> **GOAL OF THE EXERCISE**
Print the whole listing again exactly, keeping no pictures in it.

> **DATA**

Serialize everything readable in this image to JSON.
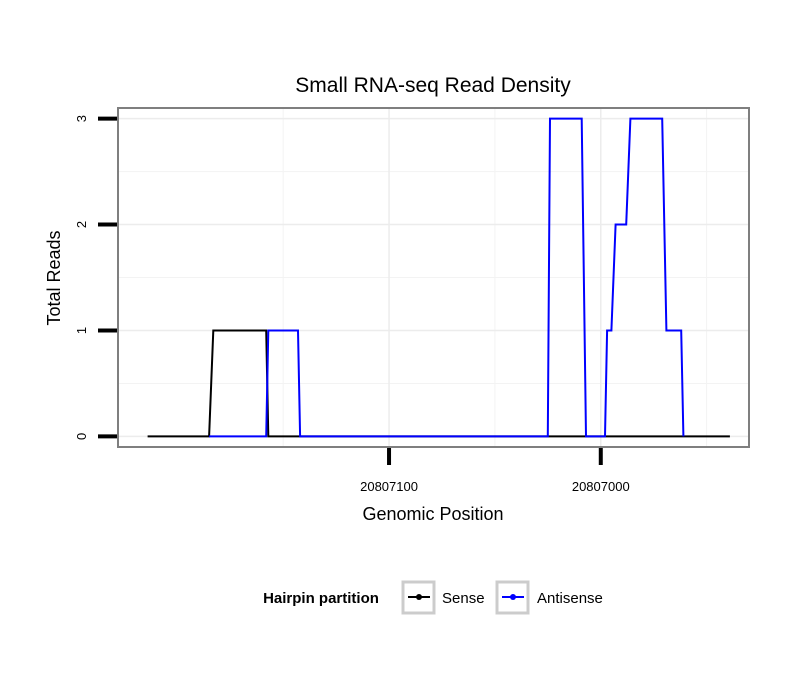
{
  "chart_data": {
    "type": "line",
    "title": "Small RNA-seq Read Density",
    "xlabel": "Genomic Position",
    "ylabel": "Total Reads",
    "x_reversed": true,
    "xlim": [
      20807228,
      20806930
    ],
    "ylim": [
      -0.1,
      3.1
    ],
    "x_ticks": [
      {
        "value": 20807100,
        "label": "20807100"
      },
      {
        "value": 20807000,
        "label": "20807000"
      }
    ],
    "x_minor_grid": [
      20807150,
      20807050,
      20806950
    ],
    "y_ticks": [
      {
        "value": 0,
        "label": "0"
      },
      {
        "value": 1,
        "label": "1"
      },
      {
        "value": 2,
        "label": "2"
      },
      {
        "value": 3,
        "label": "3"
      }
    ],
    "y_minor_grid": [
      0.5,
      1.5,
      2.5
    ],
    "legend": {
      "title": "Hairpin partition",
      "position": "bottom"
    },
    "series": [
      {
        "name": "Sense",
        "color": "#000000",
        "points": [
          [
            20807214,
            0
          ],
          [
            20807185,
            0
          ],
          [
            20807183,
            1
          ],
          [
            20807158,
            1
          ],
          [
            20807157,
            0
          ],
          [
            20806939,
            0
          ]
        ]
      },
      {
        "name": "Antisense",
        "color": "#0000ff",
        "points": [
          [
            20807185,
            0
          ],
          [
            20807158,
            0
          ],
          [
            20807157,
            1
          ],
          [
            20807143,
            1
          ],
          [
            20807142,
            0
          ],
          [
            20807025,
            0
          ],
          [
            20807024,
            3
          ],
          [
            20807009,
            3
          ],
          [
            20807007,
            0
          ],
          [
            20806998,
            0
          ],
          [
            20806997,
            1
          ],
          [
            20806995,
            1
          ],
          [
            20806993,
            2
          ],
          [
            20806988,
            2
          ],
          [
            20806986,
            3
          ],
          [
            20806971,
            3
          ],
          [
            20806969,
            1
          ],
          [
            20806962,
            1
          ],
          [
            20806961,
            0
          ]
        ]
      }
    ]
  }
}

> **ANSWER SPACE**
Serialize everything readable in this image to JSON.
{
  "chart_data": {
    "type": "line",
    "title": "Small RNA-seq Read Density",
    "xlabel": "Genomic Position",
    "ylabel": "Total Reads",
    "x_reversed": true,
    "xlim": [
      20807228,
      20806930
    ],
    "ylim": [
      -0.1,
      3.1
    ],
    "x_ticks": [
      {
        "value": 20807100,
        "label": "20807100"
      },
      {
        "value": 20807000,
        "label": "20807000"
      }
    ],
    "x_minor_grid": [
      20807150,
      20807050,
      20806950
    ],
    "y_ticks": [
      {
        "value": 0,
        "label": "0"
      },
      {
        "value": 1,
        "label": "1"
      },
      {
        "value": 2,
        "label": "2"
      },
      {
        "value": 3,
        "label": "3"
      }
    ],
    "y_minor_grid": [
      0.5,
      1.5,
      2.5
    ],
    "legend": {
      "title": "Hairpin partition",
      "position": "bottom"
    },
    "series": [
      {
        "name": "Sense",
        "color": "#000000",
        "points": [
          [
            20807214,
            0
          ],
          [
            20807185,
            0
          ],
          [
            20807183,
            1
          ],
          [
            20807158,
            1
          ],
          [
            20807157,
            0
          ],
          [
            20806939,
            0
          ]
        ]
      },
      {
        "name": "Antisense",
        "color": "#0000ff",
        "points": [
          [
            20807185,
            0
          ],
          [
            20807158,
            0
          ],
          [
            20807157,
            1
          ],
          [
            20807143,
            1
          ],
          [
            20807142,
            0
          ],
          [
            20807025,
            0
          ],
          [
            20807024,
            3
          ],
          [
            20807009,
            3
          ],
          [
            20807007,
            0
          ],
          [
            20806998,
            0
          ],
          [
            20806997,
            1
          ],
          [
            20806995,
            1
          ],
          [
            20806993,
            2
          ],
          [
            20806988,
            2
          ],
          [
            20806986,
            3
          ],
          [
            20806971,
            3
          ],
          [
            20806969,
            1
          ],
          [
            20806962,
            1
          ],
          [
            20806961,
            0
          ]
        ]
      }
    ]
  }
}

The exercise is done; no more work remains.